#### EXERCISE OBJECTIVE
How many lines of the entries below include the word "よくわかった"? Answer with the number alone.

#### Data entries
* Start *

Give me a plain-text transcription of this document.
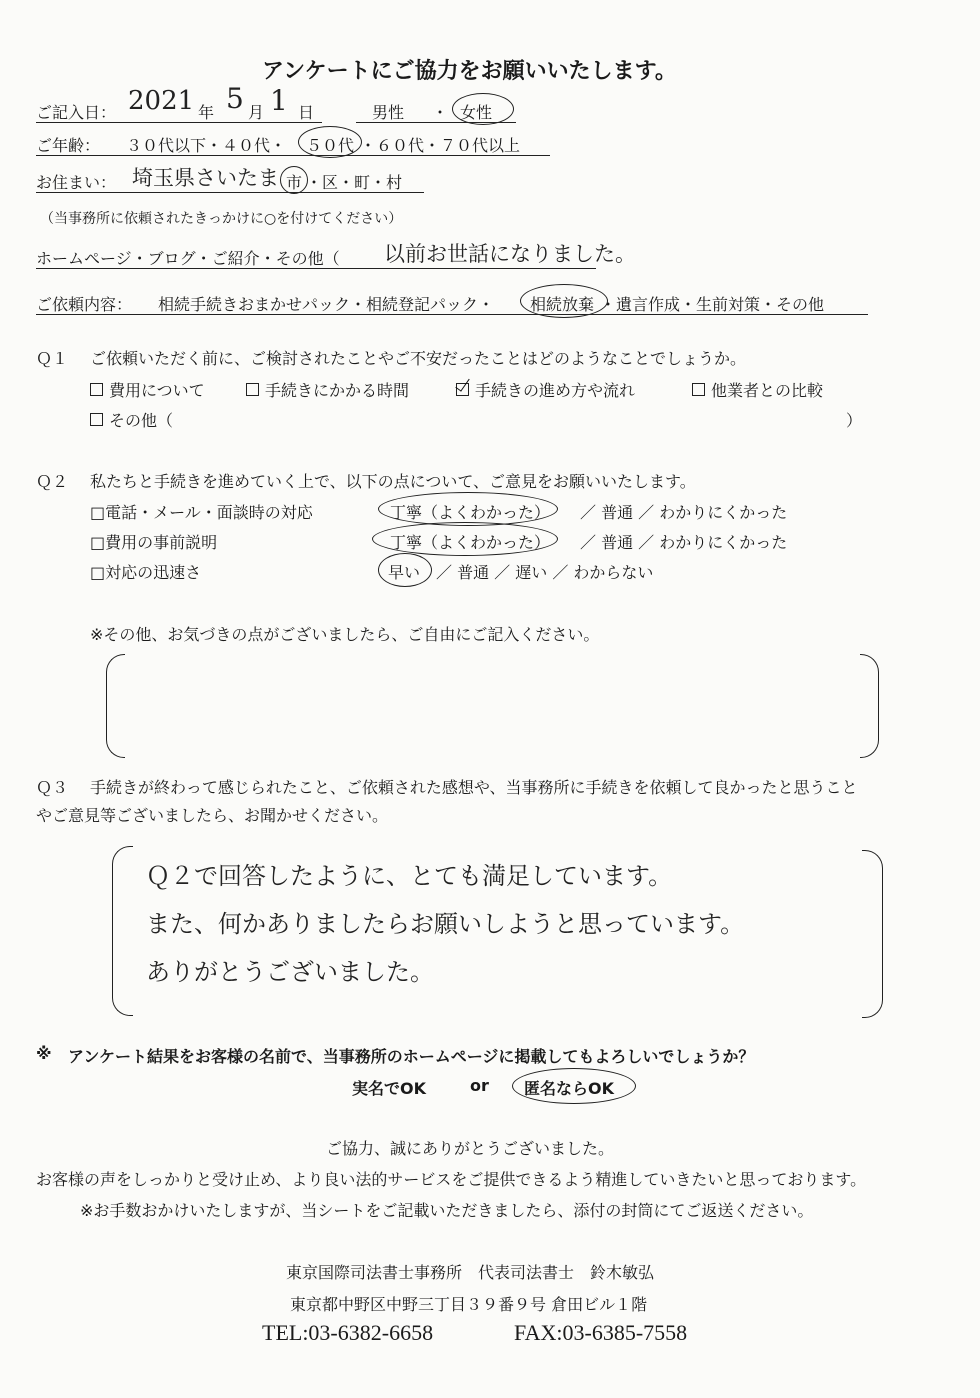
アンケートにご協力をお願いいたします。
ご記入日： 2021 年 5 月 1 日	男性 ・ 女性
ご年齢： ３０代以下・４０代・ ５０代 ・６０代・７０代以上
お住まい： 埼玉県さいたま 市 ・区・町・村
（当事務所に依頼されたきっかけに○を付けてください）
ホームページ・ブログ・ご紹介・その他（ 以前お世話になりました。
ご依頼内容： 相続手続きおまかせパック・相続登記パック・ 相続放棄 ・遺言作成・生前対策・その他
Ｑ１ ご依頼いただく前に、ご検討されたことやご不安だったことはどのようなことでしょうか。
費用について	手続きにかかる時間	手続きの進め方や流れ	他業者との比較
その他（	）
Ｑ２ 私たちと手続きを進めていく上で、以下の点について、ご意見をお願いいたします。
□電話・メール・面談時の対応	丁寧（よくわかった） ／ 普通 ／ わかりにくかった
□費用の事前説明	丁寧（よくわかった） ／ 普通 ／ わかりにくかった
□対応の迅速さ	早い ／ 普通 ／ 遅い ／ わからない
※その他、お気づきの点がございましたら、ご自由にご記入ください。
Ｑ３ 手続きが終わって感じられたこと、ご依頼された感想や、当事務所に手続きを依頼して良かったと思うこと
やご意見等ございましたら、お聞かせください。
Ｑ２で回答したように、とても満足しています。
また、何かありましたらお願いしようと思っています。
ありがとうございました。
※ アンケート結果をお客様の名前で、当事務所のホームページに掲載してもよろしいでしょうか？
実名でOK	or 匿名ならOK
ご協力、誠にありがとうございました。
お客様の声をしっかりと受け止め、より良い法的サービスをご提供できるよう精進していきたいと思っております。
※お手数おかけいたしますが、当シートをご記載いただきましたら、添付の封筒にてご返送ください。
東京国際司法書士事務所　代表司法書士　鈴木敏弘
東京都中野区中野三丁目３９番９号 倉田ビル１階
TEL:03-6382-6658	FAX:03-6385-7558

* End *

#### TASK RESPONSE
2